Wherever a line holds the word "jako", copy that line out.

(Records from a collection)
§ §
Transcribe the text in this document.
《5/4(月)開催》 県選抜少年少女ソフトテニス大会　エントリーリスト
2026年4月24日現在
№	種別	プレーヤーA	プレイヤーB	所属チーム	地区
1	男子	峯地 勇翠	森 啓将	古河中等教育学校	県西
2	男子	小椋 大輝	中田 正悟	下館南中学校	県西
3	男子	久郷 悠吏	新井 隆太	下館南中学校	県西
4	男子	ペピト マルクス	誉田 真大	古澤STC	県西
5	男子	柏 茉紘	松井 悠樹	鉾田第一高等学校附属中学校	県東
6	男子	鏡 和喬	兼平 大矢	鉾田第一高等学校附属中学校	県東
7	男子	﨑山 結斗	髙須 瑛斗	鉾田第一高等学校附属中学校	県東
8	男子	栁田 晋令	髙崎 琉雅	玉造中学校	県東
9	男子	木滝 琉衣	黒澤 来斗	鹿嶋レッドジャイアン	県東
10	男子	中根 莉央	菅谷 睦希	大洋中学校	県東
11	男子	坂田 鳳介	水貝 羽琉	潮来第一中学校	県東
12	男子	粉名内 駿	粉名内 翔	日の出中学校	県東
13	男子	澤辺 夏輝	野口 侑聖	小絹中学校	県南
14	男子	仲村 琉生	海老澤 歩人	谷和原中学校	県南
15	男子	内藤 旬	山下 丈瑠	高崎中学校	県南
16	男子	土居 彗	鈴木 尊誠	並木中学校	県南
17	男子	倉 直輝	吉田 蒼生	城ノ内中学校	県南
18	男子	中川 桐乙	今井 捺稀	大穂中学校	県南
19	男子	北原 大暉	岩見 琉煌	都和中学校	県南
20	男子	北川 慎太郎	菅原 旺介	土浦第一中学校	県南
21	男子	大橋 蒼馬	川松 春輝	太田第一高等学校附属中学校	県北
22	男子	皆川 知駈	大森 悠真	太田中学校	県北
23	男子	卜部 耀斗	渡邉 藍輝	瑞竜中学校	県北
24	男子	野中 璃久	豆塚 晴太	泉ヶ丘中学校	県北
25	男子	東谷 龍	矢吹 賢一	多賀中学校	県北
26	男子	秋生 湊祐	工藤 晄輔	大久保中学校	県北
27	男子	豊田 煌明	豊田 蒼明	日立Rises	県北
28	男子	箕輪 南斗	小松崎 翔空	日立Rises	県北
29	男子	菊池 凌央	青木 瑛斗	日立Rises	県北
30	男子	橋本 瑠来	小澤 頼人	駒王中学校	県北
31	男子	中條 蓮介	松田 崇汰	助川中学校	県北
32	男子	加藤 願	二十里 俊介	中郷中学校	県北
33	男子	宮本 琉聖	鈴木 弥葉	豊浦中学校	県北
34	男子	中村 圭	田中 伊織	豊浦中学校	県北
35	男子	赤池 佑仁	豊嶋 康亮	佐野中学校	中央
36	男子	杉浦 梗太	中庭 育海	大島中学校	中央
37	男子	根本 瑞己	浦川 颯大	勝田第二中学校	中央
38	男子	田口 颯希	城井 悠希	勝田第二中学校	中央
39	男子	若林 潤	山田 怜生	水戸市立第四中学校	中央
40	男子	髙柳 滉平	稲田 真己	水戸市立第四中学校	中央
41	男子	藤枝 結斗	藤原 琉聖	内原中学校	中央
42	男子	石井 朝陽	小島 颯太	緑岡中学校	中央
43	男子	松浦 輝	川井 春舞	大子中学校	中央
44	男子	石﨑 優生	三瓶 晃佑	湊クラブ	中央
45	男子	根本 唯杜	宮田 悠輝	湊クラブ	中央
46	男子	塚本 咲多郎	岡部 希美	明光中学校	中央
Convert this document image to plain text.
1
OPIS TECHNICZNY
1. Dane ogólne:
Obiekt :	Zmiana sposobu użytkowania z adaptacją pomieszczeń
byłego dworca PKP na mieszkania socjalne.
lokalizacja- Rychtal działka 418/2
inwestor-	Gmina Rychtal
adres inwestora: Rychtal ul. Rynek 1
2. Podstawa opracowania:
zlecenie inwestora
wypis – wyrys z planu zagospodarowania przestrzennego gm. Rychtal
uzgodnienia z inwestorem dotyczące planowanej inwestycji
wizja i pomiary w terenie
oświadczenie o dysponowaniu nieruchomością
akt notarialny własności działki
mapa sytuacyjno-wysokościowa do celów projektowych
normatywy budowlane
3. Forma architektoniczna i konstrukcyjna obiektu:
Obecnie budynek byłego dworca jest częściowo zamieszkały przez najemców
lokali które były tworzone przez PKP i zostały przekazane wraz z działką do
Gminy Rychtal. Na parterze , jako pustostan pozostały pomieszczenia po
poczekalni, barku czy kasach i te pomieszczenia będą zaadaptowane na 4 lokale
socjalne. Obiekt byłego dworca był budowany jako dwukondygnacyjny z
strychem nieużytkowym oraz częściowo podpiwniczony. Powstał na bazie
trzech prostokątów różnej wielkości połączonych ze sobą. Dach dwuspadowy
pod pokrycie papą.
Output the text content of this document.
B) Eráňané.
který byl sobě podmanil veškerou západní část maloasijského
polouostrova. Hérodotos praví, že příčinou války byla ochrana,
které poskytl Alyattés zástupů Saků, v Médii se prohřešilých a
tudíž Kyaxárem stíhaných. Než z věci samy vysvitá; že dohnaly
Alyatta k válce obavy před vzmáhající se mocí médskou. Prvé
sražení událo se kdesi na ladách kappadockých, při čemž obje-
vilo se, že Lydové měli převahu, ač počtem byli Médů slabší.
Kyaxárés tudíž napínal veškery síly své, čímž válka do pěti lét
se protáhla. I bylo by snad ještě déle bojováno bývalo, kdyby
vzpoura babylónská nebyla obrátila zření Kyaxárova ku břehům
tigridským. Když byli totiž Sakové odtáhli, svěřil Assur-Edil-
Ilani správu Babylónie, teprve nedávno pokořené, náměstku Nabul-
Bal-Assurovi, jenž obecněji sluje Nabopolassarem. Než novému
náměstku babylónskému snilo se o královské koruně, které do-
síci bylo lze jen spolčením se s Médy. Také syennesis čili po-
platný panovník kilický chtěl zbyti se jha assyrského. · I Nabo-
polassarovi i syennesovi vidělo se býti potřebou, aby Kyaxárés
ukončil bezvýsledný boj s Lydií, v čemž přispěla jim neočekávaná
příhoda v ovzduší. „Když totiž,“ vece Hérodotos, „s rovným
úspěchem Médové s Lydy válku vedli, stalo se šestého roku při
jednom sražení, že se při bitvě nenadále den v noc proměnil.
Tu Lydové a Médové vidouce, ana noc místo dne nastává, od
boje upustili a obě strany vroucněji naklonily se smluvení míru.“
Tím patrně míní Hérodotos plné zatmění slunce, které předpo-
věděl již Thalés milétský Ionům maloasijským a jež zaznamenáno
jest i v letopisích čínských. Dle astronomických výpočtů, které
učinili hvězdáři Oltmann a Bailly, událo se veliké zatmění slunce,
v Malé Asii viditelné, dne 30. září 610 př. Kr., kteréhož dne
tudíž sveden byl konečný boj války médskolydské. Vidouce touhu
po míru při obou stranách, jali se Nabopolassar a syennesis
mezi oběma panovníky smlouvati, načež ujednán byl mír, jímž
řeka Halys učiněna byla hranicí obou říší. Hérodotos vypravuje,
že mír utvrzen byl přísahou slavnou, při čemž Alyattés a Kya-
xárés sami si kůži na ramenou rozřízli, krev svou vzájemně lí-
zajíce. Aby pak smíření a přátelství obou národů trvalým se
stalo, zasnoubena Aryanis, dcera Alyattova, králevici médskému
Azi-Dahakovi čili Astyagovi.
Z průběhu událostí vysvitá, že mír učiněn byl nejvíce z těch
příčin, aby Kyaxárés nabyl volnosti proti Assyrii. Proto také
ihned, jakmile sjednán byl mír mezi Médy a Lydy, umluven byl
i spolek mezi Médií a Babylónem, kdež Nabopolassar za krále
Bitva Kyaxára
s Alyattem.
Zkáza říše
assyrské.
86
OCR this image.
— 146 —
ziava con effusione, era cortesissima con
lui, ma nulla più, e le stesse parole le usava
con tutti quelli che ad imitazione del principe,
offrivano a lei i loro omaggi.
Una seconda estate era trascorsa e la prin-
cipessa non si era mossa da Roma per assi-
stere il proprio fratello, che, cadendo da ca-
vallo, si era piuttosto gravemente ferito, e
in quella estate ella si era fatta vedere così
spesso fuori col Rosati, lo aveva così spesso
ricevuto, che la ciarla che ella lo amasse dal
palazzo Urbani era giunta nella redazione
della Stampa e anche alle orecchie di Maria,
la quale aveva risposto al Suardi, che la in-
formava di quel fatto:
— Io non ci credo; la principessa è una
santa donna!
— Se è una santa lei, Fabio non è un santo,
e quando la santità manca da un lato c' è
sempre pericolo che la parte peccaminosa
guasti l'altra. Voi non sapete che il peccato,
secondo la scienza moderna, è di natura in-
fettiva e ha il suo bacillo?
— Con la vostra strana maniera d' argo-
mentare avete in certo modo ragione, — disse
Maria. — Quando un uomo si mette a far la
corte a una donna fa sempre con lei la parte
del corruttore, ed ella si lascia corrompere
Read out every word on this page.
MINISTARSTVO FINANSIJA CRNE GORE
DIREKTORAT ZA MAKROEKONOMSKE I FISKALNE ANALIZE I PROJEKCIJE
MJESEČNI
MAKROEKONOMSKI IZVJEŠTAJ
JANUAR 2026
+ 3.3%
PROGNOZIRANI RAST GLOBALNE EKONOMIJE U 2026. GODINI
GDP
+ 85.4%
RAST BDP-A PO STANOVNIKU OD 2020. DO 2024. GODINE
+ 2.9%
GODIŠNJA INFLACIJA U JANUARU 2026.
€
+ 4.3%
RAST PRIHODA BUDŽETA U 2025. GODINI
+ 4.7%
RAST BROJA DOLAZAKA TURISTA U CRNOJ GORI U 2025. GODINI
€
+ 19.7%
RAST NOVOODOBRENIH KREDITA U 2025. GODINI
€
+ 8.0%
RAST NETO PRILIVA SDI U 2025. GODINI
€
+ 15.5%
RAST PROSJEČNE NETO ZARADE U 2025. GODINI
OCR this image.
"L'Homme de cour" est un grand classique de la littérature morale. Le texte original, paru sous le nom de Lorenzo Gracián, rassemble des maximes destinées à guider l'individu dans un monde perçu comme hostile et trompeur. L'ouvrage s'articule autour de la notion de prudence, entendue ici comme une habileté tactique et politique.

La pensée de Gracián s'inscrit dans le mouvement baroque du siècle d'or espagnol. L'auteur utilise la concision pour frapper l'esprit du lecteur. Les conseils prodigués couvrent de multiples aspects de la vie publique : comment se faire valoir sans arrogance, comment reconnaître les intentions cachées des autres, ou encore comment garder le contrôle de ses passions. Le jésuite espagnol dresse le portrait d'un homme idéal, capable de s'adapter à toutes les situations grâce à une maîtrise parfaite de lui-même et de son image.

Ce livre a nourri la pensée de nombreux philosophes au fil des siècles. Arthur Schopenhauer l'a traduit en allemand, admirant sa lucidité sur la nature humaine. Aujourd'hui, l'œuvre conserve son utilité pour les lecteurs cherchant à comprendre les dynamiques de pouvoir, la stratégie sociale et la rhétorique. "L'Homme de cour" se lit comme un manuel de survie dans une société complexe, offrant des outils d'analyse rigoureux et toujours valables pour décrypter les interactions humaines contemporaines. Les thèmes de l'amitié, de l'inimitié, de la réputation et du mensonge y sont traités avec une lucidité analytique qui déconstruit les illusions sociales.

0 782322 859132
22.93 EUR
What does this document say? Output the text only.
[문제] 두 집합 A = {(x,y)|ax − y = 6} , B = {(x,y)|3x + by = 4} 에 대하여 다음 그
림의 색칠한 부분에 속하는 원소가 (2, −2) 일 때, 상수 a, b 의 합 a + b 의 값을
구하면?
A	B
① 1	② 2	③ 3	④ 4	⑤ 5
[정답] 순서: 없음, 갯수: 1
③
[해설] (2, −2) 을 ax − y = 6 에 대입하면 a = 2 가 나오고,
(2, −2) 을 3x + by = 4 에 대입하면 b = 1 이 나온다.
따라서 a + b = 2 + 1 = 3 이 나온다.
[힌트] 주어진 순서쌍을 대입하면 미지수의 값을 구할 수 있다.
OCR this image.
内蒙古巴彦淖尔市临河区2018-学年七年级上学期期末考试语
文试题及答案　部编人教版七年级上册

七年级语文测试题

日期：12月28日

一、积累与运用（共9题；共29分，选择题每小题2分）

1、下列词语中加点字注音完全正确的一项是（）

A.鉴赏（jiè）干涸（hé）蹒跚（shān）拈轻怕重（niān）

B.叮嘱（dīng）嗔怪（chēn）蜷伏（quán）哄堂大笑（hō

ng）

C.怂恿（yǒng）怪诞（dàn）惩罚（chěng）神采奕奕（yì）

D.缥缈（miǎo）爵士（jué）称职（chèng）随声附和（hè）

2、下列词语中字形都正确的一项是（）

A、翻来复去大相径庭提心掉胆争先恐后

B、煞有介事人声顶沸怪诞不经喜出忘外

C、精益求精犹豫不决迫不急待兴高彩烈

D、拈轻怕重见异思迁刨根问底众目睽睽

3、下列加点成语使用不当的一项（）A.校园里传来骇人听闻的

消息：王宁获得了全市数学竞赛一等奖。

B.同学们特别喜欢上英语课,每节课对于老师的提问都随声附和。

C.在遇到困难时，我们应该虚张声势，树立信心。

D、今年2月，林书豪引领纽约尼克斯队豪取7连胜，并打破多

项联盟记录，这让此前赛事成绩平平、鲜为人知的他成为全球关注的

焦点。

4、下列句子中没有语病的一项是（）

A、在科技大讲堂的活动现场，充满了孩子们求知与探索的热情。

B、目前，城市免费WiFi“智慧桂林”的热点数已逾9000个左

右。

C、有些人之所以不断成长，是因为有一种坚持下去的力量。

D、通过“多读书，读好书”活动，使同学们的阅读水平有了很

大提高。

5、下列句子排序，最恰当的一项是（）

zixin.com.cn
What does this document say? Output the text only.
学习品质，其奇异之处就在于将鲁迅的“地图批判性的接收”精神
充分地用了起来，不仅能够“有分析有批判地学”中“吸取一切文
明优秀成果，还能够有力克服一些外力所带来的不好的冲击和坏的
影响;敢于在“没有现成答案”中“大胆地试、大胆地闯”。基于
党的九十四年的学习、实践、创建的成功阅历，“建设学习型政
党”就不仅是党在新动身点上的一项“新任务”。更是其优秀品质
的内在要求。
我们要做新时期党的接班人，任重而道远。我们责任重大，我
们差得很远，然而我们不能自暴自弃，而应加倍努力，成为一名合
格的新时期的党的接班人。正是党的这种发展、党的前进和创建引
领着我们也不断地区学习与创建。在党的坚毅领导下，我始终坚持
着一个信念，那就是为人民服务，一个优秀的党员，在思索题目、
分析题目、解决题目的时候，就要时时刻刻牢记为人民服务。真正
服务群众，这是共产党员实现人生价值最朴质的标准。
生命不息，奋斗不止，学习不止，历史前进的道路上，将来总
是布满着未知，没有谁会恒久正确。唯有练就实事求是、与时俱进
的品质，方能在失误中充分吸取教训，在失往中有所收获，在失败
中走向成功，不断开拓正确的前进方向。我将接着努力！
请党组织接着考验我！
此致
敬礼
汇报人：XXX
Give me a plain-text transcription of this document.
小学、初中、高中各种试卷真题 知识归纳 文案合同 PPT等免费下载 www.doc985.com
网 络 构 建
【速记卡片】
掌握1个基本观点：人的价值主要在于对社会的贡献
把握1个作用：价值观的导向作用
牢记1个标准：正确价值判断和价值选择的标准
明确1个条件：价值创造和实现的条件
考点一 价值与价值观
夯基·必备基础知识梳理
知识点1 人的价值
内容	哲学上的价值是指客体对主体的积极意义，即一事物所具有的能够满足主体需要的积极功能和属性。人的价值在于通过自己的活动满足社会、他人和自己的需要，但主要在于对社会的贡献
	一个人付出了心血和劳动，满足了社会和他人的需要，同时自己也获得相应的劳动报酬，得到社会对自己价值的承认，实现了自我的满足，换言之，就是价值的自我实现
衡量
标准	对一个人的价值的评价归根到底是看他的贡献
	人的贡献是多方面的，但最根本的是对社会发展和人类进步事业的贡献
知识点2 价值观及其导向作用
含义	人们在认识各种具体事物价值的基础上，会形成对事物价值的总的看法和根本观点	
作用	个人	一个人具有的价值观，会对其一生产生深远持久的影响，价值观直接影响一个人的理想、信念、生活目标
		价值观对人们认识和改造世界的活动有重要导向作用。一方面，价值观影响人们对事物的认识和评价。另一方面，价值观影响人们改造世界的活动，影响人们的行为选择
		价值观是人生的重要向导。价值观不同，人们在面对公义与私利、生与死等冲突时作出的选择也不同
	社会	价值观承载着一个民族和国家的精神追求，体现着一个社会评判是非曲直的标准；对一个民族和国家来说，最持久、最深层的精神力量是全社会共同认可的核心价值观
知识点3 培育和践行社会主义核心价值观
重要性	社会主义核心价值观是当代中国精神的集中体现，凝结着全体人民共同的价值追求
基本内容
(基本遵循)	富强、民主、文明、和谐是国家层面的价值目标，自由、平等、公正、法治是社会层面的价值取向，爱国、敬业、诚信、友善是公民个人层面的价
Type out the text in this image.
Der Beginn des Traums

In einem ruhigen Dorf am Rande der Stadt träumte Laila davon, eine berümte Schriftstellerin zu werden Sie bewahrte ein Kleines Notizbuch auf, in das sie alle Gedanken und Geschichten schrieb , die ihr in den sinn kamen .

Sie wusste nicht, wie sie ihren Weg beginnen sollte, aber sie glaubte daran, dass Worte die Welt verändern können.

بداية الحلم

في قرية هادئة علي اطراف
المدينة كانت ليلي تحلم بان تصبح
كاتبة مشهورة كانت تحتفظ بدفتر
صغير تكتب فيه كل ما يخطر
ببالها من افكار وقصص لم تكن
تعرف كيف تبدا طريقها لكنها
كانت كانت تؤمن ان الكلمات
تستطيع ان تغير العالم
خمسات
§ §
## THE RESPONSE
Gminy Rychtal. Na parterze , jako pustostan pozostały pomieszczenia po
socjalne. Obiekt byłego dworca był budowany jako dwukondygnacyjny z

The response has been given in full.